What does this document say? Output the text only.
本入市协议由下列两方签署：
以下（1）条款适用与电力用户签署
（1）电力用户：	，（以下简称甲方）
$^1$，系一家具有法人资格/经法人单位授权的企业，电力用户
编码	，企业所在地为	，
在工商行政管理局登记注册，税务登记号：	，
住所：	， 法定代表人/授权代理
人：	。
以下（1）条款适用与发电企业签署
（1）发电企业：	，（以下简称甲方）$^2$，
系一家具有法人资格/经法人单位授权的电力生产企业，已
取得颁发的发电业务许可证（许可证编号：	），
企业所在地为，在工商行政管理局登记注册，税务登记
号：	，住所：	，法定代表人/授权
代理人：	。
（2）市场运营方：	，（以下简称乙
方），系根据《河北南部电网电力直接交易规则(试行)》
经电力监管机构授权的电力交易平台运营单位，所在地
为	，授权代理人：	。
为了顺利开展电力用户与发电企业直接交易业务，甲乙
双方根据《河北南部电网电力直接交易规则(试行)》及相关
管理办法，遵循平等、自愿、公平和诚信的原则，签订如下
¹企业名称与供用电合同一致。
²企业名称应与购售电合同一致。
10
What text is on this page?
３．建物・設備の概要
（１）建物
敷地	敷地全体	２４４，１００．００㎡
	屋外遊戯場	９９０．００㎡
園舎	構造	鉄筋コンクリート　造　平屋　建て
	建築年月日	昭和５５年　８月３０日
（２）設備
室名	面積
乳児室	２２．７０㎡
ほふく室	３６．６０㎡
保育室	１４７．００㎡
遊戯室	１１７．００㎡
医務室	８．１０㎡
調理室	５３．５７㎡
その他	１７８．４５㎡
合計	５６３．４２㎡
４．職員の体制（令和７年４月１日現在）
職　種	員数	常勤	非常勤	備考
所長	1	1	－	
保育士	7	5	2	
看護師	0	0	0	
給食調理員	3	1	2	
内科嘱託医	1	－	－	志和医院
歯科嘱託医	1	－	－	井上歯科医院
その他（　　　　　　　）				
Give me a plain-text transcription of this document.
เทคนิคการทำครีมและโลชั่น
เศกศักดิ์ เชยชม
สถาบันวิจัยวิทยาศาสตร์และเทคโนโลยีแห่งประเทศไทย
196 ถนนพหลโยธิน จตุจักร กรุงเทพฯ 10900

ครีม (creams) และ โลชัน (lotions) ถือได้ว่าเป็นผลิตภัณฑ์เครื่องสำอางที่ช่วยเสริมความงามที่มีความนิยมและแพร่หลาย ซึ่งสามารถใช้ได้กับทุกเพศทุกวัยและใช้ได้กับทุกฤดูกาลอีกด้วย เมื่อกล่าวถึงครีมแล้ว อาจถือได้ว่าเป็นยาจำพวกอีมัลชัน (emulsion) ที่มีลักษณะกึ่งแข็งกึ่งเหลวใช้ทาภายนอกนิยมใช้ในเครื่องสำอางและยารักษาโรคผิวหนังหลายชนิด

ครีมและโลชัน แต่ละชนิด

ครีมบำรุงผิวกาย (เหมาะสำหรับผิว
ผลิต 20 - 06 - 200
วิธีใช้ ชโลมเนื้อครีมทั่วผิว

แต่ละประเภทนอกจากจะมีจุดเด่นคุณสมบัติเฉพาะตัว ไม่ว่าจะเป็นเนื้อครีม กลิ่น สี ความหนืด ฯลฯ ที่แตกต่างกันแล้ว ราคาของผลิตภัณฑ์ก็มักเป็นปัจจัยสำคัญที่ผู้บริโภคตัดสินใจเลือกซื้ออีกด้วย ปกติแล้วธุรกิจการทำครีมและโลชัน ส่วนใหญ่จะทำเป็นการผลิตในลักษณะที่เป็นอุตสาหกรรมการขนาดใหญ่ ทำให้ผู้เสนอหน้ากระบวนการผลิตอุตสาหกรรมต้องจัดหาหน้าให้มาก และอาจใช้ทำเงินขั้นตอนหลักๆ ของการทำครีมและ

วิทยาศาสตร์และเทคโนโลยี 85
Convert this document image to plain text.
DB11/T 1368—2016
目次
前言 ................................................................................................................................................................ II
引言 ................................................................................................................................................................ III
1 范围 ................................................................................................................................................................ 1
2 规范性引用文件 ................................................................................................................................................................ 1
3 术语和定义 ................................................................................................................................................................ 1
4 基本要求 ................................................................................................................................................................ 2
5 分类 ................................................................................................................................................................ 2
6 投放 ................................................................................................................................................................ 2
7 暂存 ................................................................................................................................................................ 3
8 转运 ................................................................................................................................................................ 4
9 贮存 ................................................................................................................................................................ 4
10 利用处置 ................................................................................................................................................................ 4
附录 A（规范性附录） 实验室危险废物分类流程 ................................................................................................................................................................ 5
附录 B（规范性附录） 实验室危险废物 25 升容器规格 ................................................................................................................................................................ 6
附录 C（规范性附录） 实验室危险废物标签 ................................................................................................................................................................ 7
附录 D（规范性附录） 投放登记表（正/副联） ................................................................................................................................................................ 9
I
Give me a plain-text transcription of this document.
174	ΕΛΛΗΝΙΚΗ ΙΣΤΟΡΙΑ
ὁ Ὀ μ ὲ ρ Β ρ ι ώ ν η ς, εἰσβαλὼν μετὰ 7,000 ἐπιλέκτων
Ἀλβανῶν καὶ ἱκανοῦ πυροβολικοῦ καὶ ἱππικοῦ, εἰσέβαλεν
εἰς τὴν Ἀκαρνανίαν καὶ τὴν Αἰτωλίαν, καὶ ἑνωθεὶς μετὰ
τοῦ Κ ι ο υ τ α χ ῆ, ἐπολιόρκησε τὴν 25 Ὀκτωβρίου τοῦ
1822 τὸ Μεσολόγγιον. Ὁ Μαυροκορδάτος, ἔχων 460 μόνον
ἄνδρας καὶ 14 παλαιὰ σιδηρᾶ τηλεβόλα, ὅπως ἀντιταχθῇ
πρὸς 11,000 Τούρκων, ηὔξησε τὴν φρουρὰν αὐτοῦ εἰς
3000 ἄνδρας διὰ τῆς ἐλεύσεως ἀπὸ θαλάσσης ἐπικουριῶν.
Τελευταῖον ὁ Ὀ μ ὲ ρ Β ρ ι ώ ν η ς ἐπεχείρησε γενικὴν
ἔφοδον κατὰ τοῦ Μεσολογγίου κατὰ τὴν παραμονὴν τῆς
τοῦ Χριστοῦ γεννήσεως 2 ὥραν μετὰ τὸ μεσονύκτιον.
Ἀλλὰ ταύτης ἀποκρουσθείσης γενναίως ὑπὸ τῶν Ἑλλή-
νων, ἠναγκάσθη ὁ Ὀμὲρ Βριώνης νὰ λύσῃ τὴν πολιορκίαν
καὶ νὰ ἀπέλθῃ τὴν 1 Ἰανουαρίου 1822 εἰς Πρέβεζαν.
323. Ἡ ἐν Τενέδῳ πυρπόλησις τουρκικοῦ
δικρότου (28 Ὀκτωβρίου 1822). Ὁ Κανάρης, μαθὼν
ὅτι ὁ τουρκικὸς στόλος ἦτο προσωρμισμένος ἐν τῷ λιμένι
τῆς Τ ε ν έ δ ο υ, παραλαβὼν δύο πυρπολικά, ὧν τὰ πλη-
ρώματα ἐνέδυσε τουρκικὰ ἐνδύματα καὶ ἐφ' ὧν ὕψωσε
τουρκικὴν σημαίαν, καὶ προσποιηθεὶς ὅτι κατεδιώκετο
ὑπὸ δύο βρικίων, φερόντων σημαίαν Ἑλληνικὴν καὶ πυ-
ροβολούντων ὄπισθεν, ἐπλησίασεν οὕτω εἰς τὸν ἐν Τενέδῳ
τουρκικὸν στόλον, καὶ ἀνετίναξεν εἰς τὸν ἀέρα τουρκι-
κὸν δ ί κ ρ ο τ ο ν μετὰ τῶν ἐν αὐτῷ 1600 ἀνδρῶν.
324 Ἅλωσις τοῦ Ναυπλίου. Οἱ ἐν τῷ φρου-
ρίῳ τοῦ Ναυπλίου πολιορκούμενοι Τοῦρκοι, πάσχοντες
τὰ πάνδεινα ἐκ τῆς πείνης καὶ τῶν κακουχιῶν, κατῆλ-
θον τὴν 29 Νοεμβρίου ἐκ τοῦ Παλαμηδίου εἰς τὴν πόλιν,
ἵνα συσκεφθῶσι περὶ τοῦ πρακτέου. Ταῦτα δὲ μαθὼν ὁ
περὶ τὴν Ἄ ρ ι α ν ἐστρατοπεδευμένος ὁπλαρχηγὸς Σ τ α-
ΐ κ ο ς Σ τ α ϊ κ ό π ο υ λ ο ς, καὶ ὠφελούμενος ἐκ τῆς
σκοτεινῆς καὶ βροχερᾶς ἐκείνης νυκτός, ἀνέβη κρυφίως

+===+

The task
In the data above, how many lines contain the string "Ναυπλίου"? Answer with the number only.

Exercise response
2